### PROMPT
Repeat the material exactly as it appears.

### STORED DATA
..........

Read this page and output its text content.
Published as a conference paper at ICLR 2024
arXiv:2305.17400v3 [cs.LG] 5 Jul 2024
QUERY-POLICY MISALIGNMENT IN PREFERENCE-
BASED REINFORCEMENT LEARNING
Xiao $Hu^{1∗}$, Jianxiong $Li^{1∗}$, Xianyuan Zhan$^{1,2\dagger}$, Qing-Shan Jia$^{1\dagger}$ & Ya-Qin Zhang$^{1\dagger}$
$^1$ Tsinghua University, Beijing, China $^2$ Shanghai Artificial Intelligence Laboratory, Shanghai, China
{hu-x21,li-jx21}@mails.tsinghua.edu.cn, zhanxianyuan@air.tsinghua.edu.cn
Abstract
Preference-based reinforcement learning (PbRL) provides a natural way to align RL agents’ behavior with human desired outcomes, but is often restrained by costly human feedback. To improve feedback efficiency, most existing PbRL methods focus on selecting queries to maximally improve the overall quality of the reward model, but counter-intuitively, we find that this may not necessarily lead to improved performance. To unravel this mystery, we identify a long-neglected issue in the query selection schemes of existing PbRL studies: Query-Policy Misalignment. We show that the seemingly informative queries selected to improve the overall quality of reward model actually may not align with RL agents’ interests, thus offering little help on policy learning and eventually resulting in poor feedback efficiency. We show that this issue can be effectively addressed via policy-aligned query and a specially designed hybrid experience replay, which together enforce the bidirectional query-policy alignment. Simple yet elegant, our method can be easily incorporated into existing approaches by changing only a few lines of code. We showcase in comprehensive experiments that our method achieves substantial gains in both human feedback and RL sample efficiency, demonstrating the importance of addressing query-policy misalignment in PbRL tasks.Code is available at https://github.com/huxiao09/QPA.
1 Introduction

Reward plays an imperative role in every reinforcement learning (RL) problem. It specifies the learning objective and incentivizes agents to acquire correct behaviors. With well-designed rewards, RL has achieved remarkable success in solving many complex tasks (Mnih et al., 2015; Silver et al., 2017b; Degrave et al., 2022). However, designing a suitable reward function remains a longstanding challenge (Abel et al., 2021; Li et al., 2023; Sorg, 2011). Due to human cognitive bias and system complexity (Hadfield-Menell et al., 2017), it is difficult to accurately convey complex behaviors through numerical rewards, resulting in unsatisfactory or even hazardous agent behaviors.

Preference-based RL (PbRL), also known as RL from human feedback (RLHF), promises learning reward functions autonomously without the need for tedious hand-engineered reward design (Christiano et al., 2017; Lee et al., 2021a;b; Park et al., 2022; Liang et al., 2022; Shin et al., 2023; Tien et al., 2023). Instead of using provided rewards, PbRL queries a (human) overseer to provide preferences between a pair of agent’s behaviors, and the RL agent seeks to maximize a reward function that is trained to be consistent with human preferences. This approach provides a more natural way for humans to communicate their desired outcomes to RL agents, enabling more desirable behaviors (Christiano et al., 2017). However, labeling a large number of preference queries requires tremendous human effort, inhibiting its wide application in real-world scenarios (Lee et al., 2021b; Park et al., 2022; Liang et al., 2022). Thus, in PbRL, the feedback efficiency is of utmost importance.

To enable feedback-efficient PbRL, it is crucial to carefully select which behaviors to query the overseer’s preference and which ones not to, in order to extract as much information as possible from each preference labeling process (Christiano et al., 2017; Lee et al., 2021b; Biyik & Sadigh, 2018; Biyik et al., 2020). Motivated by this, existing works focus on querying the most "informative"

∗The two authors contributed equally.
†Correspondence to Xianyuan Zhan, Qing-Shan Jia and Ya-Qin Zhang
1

..........

### THE REPLY
Read this page and output its text content.
Published as a conference paper at ICLR 2024
arXiv:2305.17400v3 [cs.LG] 5 Jul 2024
QUERY-POLICY MISALIGNMENT IN PREFERENCE-
BASED REINFORCEMENT LEARNING
Xiao $Hu^{1∗}$, Jianxiong $Li^{1∗}$, Xianyuan Zhan$^{1,2\dagger}$, Qing-Shan Jia$^{1\dagger}$ & Ya-Qin Zhang$^{1\dagger}$
$^1$ Tsinghua University, Beijing, China $^2$ Shanghai Artificial Intelligence Laboratory, Shanghai, China
{hu-x21,li-jx21}@mails.tsinghua.edu.cn, zhanxianyuan@air.tsinghua.edu.cn
Abstract
Preference-based reinforcement learning (PbRL) provides a natural way to align RL agents’ behavior with human desired outcomes, but is often restrained by costly human feedback. To improve feedback efficiency, most existing PbRL methods focus on selecting queries to maximally improve the overall quality of the reward model, but counter-intuitively, we find that this may not necessarily lead to improved performance. To unravel this mystery, we identify a long-neglected issue in the query selection schemes of existing PbRL studies: Query-Policy Misalignment. We show that the seemingly informative queries selected to improve the overall quality of reward model actually may not align with RL agents’ interests, thus offering little help on policy learning and eventually resulting in poor feedback efficiency. We show that this issue can be effectively addressed via policy-aligned query and a specially designed hybrid experience replay, which together enforce the bidirectional query-policy alignment. Simple yet elegant, our method can be easily incorporated into existing approaches by changing only a few lines of code. We showcase in comprehensive experiments that our method achieves substantial gains in both human feedback and RL sample efficiency, demonstrating the importance of addressing query-policy misalignment in PbRL tasks.Code is available at https://github.com/huxiao09/QPA.
1 Introduction

Reward plays an imperative role in every reinforcement learning (RL) problem. It specifies the learning objective and incentivizes agents to acquire correct behaviors. With well-designed rewards, RL has achieved remarkable success in solving many complex tasks (Mnih et al., 2015; Silver et al., 2017b; Degrave et al., 2022). However, designing a suitable reward function remains a longstanding challenge (Abel et al., 2021; Li et al., 2023; Sorg, 2011). Due to human cognitive bias and system complexity (Hadfield-Menell et al., 2017), it is difficult to accurately convey complex behaviors through numerical rewards, resulting in unsatisfactory or even hazardous agent behaviors.

Preference-based RL (PbRL), also known as RL from human feedback (RLHF), promises learning reward functions autonomously without the need for tedious hand-engineered reward design (Christiano et al., 2017; Lee et al., 2021a;b; Park et al., 2022; Liang et al., 2022; Shin et al., 2023; Tien et al., 2023). Instead of using provided rewards, PbRL queries a (human) overseer to provide preferences between a pair of agent’s behaviors, and the RL agent seeks to maximize a reward function that is trained to be consistent with human preferences. This approach provides a more natural way for humans to communicate their desired outcomes to RL agents, enabling more desirable behaviors (Christiano et al., 2017). However, labeling a large number of preference queries requires tremendous human effort, inhibiting its wide application in real-world scenarios (Lee et al., 2021b; Park et al., 2022; Liang et al., 2022). Thus, in PbRL, the feedback efficiency is of utmost importance.

To enable feedback-efficient PbRL, it is crucial to carefully select which behaviors to query the overseer’s preference and which ones not to, in order to extract as much information as possible from each preference labeling process (Christiano et al., 2017; Lee et al., 2021b; Biyik & Sadigh, 2018; Biyik et al., 2020). Motivated by this, existing works focus on querying the most "informative"

∗The two authors contributed equally.
†Correspondence to Xianyuan Zhan, Qing-Shan Jia and Ya-Qin Zhang
1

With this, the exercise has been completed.